Track down each line that has the word "document" and copy it.

> [Records for this exercise]
[START]

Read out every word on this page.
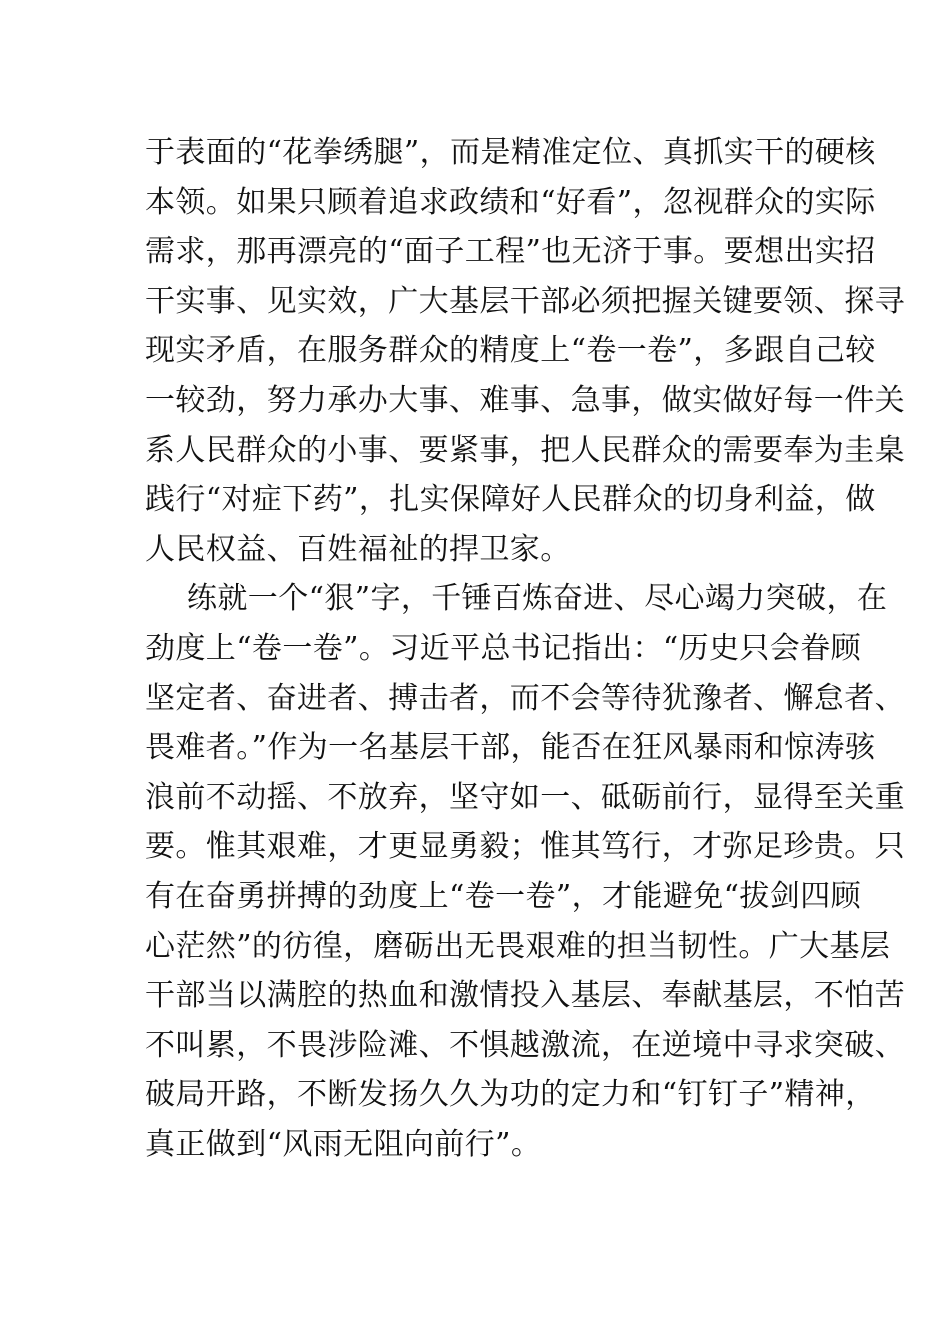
于表面的“花拳绣腿”，而是精准定位、真抓实干的硬核
本领。如果只顾着追求政绩和“好看”，忽视群众的实际
需求，那再漂亮的“面子工程”也无济于事。要想出实招
干实事、见实效，广大基层干部必须把握关键要领、探寻
现实矛盾，在服务群众的精度上“卷一卷”，多跟自己较
一较劲，努力承办大事、难事、急事，做实做好每一件关
系人民群众的小事、要紧事，把人民群众的需要奉为圭臬
践行“对症下药”，扎实保障好人民群众的切身利益，做
人民权益、百姓福祉的捍卫家。
练就一个“狠”字，千锤百炼奋进、尽心竭力突破，在
劲度上“卷一卷”。习近平总书记指出：“历史只会眷顾
坚定者、奋进者、搏击者，而不会等待犹豫者、懈怠者、
畏难者。”作为一名基层干部，能否在狂风暴雨和惊涛骇
浪前不动摇、不放弃，坚守如一、砥砺前行，显得至关重
要。惟其艰难，才更显勇毅；惟其笃行，才弥足珍贵。只
有在奋勇拼搏的劲度上“卷一卷”，才能避免“拔剑四顾
心茫然”的彷徨，磨砺出无畏艰难的担当韧性。广大基层
干部当以满腔的热血和激情投入基层、奉献基层，不怕苦
不叫累，不畏涉险滩、不惧越激流，在逆境中寻求突破、
破局开路，不断发扬久久为功的定力和“钉钉子”精神，
真正做到“风雨无阻向前行”。
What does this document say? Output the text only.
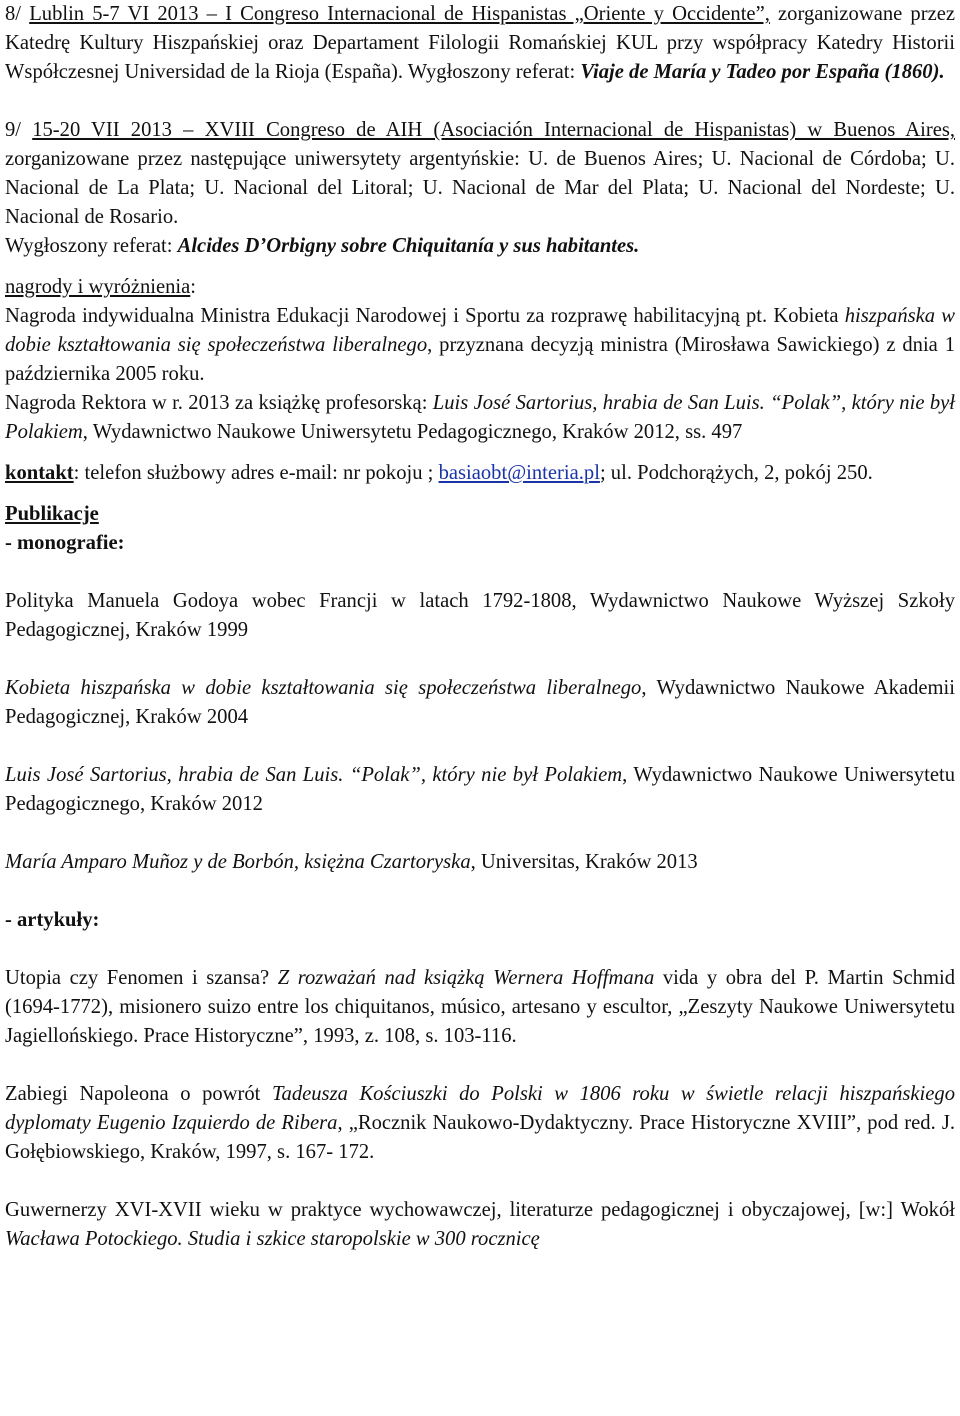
8/ Lublin 5-7 VI 2013 – I Congreso Internacional de Hispanistas „Oriente y Occidente”, zorganizowane przez Katedrę Kultury Hiszpańskiej oraz Departament Filologii Romańskiej KUL przy współpracy Katedry Historii Współczesnej Universidad de la Rioja (España). Wygłoszony referat: Viaje de María y Tadeo por España (1860).

9/ 15-20 VII 2013 – XVIII Congreso de AIH (Asociación Internacional de Hispanistas) w Buenos Aires, zorganizowane przez następujące uniwersytety argentyńskie: U. de Buenos Aires; U. Nacional de Córdoba; U. Nacional de La Plata; U. Nacional del Litoral; U. Nacional de Mar del Plata; U. Nacional del Nordeste; U. Nacional de Rosario.
Wygłoszony referat: Alcides D’Orbigny sobre Chiquitanía y sus habitantes.

nagrody i wyróżnienia:
Nagroda indywidualna Ministra Edukacji Narodowej i Sportu za rozprawę habilitacyjną pt. Kobieta hiszpańska w dobie kształtowania się społeczeństwa liberalnego, przyznana decyzją ministra (Mirosława Sawickiego) z dnia 1 października 2005 roku.
Nagroda Rektora w r. 2013 za książkę profesorską: Luis José Sartorius, hrabia de San Luis. “Polak”, który nie był Polakiem, Wydawnictwo Naukowe Uniwersytetu Pedagogicznego, Kraków 2012, ss. 497

kontakt: telefon służbowy adres e-mail: nr pokoju ; basiaobt@interia.pl; ul. Podchorążych, 2, pokój 250.

Publikacje
- monografie:

Polityka Manuela Godoya wobec Francji w latach 1792-1808, Wydawnictwo Naukowe Wyższej Szkoły Pedagogicznej, Kraków 1999

Kobieta hiszpańska w dobie kształtowania się społeczeństwa liberalnego, Wydawnictwo Naukowe Akademii Pedagogicznej, Kraków 2004

Luis José Sartorius, hrabia de San Luis. “Polak”, który nie był Polakiem, Wydawnictwo Naukowe Uniwersytetu Pedagogicznego, Kraków 2012

María Amparo Muñoz y de Borbón, księżna Czartoryska, Universitas, Kraków 2013

- artykuły:

Utopia czy Fenomen i szansa? Z rozważań nad książką Wernera Hoffmana vida y obra del P. Martin Schmid (1694-1772), misionero suizo entre los chiquitanos, músico, artesano y escultor, „Zeszyty Naukowe Uniwersytetu Jagiellońskiego. Prace Historyczne”, 1993, z. 108, s. 103-116.

Zabiegi Napoleona o powrót Tadeusza Kościuszki do Polski w 1806 roku w świetle relacji hiszpańskiego dyplomaty Eugenio Izquierdo de Ribera, „Rocznik Naukowo-Dydaktyczny. Prace Historyczne XVIII”, pod red. J. Gołębiowskiego, Kraków, 1997, s. 167- 172.

Guwernerzy XVI-XVII wieku w praktyce wychowawczej, literaturze pedagogicznej i obyczajowej, [w:] Wokół Wacława Potockiego. Studia i szkice staropolskie w 300 rocznicę
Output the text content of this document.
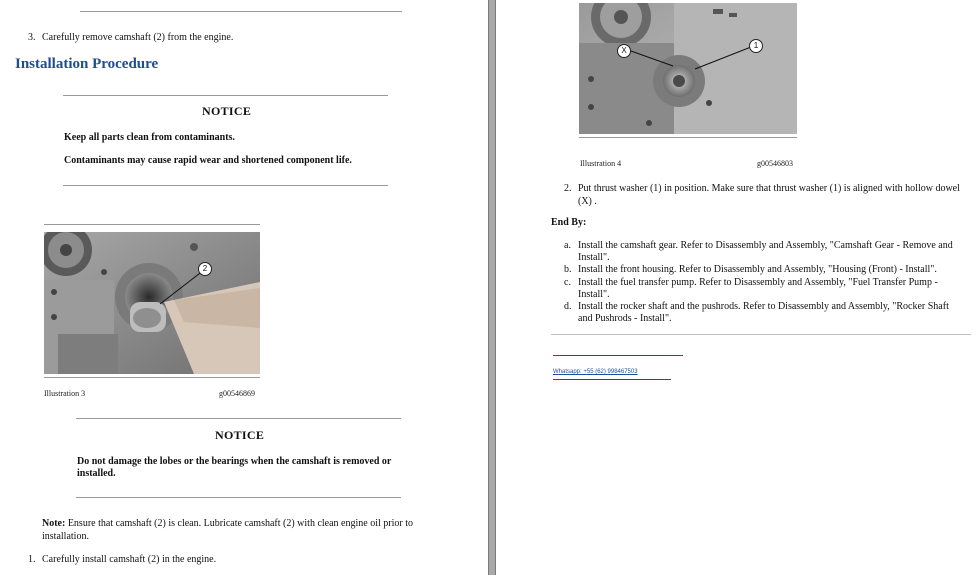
3. Carefully remove camshaft (2) from the engine.
Installation Procedure
NOTICE
Keep all parts clean from contaminants.
Contaminants may cause rapid wear and shortened component life.
2
Illustration 3	g00546869
NOTICE
Do not damage the lobes or the bearings when the camshaft is removed or installed.
Note: Ensure that camshaft (2) is clean. Lubricate camshaft (2) with clean engine oil prior to installation.
1. Carefully install camshaft (2) in the engine.
X
1
Illustration 4	g00546803
2. Put thrust washer (1) in position. Make sure that thrust washer (1) is aligned with hollow dowel (X) .
End By:
a. Install the camshaft gear. Refer to Disassembly and Assembly, "Camshaft Gear - Remove and Install".
b. Install the front housing. Refer to Disassembly and Assembly, "Housing (Front) - Install".
c. Install the fuel transfer pump. Refer to Disassembly and Assembly, "Fuel Transfer Pump - Install".
d. Install the rocker shaft and the pushrods. Refer to Disassembly and Assembly, "Rocker Shaft and Pushrods - Install".
Whatsapp: +55 (62) 998467503
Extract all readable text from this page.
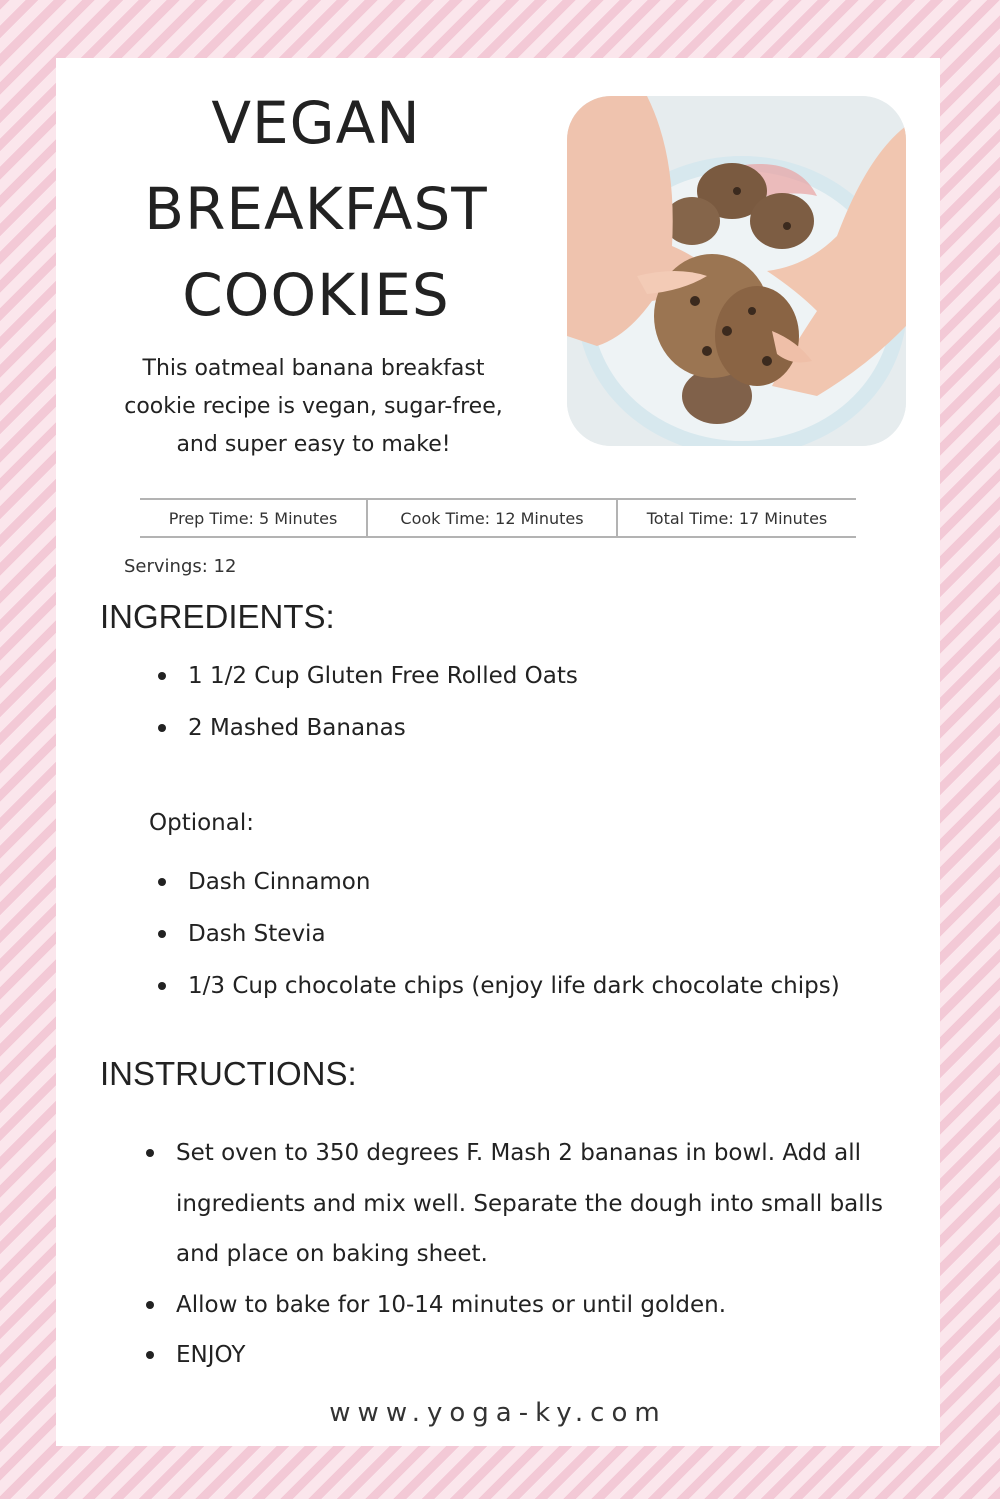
VEGAN
BREAKFAST
COOKIES

This oatmeal banana breakfast cookie recipe is vegan, sugar-free, and super easy to make!

Prep Time: 5 Minutes	Cook Time: 12 Minutes	Total Time: 17 Minutes
Servings: 12
INGREDIENTS:
1 1/2 Cup Gluten Free Rolled Oats
2 Mashed Bananas
Optional:
Dash Cinnamon
Dash Stevia
1/3 Cup chocolate chips (enjoy life dark chocolate chips)
INSTRUCTIONS:
Set oven to 350 degrees F. Mash 2 bananas in bowl. Add all ingredients and mix well. Separate the dough into small balls and place on baking sheet.
Allow to bake for 10-14 minutes or until golden.
ENJOY
www.yoga-ky.com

[END]

> [Task solution]
What does this document say? Output the text only.
Output the text content of this document.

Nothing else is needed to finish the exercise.